- _EXERCISE DIRECTIONS_: Take the line that contains "Enumerate this screenshot's" as the first line and the last line of the material below as the final one; reproduce exactly the lines between, inclusive.

[Start]

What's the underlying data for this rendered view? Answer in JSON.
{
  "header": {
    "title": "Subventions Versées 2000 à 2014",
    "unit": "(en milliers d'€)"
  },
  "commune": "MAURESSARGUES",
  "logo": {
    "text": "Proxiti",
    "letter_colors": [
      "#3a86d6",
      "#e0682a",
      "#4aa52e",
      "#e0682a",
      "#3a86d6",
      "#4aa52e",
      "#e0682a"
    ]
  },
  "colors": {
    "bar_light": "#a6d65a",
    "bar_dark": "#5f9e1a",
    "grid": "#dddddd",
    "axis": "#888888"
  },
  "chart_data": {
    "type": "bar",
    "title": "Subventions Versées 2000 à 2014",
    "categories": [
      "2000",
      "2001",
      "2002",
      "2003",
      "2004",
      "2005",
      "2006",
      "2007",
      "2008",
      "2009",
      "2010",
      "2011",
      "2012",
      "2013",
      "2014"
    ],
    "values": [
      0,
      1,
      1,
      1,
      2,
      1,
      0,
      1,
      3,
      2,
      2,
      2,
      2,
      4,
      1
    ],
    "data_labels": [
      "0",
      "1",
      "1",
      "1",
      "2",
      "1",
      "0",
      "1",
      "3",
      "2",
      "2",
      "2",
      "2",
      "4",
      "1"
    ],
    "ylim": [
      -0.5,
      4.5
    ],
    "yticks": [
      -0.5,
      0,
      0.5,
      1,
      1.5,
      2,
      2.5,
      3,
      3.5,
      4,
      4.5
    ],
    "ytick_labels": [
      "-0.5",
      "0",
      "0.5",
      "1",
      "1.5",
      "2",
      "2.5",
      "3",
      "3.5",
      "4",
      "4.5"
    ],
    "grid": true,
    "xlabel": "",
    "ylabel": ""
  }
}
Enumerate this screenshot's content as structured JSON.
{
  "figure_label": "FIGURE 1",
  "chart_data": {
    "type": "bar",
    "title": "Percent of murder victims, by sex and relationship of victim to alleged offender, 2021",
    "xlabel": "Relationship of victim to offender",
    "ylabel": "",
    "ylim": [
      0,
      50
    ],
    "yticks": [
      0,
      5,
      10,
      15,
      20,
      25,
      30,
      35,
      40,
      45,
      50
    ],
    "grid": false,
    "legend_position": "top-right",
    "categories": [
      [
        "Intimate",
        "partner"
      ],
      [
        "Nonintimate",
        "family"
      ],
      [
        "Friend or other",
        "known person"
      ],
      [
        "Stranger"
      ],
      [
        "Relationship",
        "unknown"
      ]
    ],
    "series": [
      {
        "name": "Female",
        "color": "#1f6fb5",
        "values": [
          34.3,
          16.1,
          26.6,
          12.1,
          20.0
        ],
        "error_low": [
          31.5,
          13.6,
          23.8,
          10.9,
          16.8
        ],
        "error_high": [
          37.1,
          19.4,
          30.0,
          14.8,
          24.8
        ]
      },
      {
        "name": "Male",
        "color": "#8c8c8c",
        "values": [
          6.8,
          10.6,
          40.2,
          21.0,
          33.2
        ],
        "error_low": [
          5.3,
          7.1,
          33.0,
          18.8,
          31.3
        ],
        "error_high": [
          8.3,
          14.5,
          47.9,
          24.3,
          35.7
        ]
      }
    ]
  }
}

[End]

- _EXPECTED ANSWER_:
Enumerate this screenshot's content as structured JSON.
{
  "figure_label": "FIGURE 1",
  "chart_data": {
    "type": "bar",
    "title": "Percent of murder victims, by sex and relationship of victim to alleged offender, 2021",
    "xlabel": "Relationship of victim to offender",
    "ylabel": "",
    "ylim": [
      0,
      50
    ],
    "yticks": [
      0,
      5,
      10,
      15,
      20,
      25,
      30,
      35,
      40,
      45,
      50
    ],
    "grid": false,
    "legend_position": "top-right",
    "categories": [
      [
        "Intimate",
        "partner"
      ],
      [
        "Nonintimate",
        "family"
      ],
      [
        "Friend or other",
        "known person"
      ],
      [
        "Stranger"
      ],
      [
        "Relationship",
        "unknown"
      ]
    ],
    "series": [
      {
        "name": "Female",
        "color": "#1f6fb5",
        "values": [
          34.3,
          16.1,
          26.6,
          12.1,
          20.0
        ],
        "error_low": [
          31.5,
          13.6,
          23.8,
          10.9,
          16.8
        ],
        "error_high": [
          37.1,
          19.4,
          30.0,
          14.8,
          24.8
        ]
      },
      {
        "name": "Male",
        "color": "#8c8c8c",
        "values": [
          6.8,
          10.6,
          40.2,
          21.0,
          33.2
        ],
        "error_low": [
          5.3,
          7.1,
          33.0,
          18.8,
          31.3
        ],
        "error_high": [
          8.3,
          14.5,
          47.9,
          24.3,
          35.7
        ]
      }
    ]
  }
}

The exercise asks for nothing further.